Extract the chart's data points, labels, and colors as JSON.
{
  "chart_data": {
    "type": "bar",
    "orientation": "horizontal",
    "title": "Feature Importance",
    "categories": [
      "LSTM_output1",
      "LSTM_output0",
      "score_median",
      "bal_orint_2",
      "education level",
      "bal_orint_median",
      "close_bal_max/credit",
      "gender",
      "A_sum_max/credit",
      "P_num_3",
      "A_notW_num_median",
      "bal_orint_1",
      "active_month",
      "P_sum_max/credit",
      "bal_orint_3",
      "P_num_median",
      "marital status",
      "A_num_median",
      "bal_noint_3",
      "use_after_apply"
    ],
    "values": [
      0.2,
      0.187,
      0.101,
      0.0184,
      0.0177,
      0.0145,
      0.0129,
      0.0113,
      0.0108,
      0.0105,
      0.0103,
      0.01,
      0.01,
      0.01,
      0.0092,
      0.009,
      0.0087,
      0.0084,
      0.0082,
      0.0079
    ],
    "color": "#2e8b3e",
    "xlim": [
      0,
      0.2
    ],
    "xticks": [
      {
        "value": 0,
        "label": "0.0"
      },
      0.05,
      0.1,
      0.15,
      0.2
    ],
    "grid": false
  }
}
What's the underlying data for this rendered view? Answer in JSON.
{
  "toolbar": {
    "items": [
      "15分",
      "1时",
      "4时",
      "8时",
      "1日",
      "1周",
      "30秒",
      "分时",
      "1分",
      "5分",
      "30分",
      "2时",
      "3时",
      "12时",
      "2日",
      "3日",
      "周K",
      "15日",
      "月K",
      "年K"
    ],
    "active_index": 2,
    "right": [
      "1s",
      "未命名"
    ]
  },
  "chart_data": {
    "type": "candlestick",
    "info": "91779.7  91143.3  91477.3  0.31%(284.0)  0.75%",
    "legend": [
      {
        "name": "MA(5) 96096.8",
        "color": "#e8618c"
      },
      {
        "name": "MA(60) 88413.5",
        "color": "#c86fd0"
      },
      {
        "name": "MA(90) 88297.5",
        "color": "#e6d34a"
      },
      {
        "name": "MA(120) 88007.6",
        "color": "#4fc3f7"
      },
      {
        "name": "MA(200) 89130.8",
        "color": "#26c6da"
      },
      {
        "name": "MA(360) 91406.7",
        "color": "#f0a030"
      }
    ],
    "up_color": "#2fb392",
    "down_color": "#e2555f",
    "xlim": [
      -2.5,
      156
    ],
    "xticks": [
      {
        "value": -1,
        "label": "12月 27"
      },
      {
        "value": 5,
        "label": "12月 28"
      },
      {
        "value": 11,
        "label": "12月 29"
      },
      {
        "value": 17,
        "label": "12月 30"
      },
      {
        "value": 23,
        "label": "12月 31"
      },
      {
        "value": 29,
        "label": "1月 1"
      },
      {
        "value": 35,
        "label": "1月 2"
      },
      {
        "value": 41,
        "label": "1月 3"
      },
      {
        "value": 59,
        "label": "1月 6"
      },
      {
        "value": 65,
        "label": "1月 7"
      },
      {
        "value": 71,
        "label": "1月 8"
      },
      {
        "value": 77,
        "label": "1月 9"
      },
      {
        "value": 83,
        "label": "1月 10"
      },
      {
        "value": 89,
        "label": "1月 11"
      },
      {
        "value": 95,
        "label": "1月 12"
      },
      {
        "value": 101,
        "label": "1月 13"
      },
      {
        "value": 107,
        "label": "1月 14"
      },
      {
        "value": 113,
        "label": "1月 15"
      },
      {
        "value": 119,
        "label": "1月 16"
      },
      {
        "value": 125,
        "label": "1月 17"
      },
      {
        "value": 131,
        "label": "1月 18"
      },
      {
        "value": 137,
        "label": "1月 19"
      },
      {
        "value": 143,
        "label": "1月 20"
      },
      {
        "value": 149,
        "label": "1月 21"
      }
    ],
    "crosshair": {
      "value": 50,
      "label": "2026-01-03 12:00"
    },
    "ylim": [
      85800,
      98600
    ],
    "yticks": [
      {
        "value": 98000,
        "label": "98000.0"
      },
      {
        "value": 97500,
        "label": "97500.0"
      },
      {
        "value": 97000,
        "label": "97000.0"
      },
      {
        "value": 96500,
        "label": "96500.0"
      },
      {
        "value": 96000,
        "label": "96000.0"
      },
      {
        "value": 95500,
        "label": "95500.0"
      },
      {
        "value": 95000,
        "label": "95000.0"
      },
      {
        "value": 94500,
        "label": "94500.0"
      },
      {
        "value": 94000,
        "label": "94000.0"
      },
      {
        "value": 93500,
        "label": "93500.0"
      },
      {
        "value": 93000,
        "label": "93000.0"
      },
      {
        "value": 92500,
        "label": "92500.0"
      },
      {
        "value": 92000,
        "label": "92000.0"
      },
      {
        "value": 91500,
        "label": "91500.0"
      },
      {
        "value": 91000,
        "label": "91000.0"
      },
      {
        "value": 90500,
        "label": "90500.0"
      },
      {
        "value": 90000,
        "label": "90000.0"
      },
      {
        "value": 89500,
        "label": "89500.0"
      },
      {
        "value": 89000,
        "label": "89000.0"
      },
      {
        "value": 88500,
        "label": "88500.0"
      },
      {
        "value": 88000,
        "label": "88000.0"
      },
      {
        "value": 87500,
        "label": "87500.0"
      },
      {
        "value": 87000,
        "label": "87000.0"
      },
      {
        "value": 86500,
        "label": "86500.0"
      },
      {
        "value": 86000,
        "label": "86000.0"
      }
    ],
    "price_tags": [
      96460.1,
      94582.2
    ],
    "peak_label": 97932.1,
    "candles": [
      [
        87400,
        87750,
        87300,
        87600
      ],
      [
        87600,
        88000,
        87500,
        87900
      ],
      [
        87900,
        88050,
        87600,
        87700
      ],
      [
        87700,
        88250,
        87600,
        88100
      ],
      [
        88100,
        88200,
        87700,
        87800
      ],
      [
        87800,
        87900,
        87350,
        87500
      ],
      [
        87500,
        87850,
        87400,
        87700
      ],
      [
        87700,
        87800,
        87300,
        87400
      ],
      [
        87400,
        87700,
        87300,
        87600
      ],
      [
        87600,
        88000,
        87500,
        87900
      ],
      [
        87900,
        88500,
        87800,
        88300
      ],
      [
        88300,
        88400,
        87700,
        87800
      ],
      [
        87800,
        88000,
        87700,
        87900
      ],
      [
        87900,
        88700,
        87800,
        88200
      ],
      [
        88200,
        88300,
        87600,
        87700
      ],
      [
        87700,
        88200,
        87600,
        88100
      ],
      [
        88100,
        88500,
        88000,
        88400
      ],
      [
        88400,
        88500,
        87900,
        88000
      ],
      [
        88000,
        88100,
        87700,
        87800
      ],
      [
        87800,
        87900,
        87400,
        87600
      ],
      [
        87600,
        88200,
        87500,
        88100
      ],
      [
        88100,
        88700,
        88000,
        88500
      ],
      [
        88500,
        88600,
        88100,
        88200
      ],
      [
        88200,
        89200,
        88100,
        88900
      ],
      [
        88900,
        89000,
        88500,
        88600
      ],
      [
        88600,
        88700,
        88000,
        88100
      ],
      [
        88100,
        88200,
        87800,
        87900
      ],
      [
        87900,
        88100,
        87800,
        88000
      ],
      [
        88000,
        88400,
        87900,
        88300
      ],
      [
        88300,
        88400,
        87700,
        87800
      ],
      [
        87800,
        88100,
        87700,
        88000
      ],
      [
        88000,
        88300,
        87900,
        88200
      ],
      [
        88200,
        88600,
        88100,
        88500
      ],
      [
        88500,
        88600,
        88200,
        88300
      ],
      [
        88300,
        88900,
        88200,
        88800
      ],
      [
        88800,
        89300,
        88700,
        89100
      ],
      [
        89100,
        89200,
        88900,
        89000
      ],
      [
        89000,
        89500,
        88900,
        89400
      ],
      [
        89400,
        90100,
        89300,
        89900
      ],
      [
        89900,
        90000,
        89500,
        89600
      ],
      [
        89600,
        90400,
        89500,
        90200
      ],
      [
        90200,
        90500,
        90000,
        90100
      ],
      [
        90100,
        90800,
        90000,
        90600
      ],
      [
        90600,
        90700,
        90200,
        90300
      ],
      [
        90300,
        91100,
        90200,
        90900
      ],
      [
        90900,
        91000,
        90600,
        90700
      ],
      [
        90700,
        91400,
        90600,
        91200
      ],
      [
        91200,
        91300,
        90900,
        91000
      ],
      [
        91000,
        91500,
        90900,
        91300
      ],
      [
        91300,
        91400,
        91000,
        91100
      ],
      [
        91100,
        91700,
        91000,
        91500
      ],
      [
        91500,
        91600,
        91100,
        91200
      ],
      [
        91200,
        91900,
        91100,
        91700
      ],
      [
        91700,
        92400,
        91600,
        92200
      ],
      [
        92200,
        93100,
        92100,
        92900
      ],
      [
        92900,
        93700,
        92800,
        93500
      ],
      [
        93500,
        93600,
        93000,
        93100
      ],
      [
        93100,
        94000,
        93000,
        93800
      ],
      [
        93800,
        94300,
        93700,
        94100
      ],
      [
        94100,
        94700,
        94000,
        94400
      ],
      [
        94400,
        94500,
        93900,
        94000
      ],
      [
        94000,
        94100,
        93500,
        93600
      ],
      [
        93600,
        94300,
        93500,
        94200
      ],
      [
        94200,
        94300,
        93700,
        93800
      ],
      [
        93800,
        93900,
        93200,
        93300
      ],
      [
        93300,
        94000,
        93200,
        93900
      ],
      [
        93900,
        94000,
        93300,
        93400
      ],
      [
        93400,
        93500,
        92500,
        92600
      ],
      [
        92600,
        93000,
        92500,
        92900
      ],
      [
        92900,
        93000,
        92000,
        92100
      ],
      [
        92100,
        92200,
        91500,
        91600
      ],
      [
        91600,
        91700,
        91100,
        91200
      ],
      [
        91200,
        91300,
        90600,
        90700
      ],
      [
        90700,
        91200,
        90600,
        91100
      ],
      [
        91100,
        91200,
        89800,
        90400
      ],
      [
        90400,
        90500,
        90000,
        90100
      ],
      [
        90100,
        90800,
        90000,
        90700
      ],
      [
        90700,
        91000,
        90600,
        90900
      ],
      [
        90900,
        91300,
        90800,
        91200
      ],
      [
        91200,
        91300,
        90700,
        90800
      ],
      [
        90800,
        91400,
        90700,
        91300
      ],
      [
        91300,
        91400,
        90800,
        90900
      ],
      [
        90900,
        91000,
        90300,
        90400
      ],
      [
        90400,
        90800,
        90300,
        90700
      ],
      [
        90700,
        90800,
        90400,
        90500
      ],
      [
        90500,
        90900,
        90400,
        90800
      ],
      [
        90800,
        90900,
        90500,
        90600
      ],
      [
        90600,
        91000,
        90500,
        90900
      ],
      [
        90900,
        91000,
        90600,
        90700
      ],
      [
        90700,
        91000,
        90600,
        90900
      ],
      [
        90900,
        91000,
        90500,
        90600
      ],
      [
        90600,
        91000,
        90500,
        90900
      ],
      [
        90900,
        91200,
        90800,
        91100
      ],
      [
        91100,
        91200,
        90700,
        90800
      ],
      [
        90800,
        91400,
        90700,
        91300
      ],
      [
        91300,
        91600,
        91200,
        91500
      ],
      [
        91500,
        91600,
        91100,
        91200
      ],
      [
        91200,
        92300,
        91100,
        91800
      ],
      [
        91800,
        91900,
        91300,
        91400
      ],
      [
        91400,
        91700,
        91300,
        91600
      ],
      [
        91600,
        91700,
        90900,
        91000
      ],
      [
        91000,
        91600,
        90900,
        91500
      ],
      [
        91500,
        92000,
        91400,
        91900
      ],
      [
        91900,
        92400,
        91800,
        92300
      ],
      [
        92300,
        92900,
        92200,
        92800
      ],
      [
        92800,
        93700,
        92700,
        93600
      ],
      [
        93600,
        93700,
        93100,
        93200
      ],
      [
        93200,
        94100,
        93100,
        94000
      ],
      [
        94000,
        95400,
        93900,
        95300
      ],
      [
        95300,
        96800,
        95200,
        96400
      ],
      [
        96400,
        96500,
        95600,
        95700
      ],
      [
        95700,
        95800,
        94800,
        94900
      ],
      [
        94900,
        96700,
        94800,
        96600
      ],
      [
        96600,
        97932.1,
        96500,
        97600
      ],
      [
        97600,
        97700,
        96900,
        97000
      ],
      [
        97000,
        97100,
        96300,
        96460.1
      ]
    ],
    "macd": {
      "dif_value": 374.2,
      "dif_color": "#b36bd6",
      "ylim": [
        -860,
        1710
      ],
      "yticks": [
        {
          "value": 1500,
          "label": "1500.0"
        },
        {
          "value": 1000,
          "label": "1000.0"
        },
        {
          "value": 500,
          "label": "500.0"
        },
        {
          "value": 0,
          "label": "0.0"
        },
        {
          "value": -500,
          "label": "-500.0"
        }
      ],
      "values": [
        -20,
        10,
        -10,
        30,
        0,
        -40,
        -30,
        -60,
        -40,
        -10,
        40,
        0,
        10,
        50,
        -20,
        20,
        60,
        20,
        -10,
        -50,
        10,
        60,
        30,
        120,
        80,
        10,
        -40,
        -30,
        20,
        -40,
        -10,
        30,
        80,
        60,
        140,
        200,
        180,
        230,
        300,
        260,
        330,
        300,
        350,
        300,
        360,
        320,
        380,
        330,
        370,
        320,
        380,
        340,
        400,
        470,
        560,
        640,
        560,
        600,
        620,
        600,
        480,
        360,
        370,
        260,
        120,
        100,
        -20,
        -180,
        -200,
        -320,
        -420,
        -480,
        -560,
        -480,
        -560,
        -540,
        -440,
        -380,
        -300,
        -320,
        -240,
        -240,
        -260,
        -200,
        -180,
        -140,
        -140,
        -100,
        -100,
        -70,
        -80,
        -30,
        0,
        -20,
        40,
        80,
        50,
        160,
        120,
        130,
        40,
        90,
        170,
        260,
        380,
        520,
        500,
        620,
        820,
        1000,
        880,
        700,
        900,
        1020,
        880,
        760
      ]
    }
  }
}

Objective: Pick out the lines that contain "credit" and copy them.

Solution for this task:
      "close_bal_max/credit",
      "A_sum_max/credit",
      "P_sum_max/credit",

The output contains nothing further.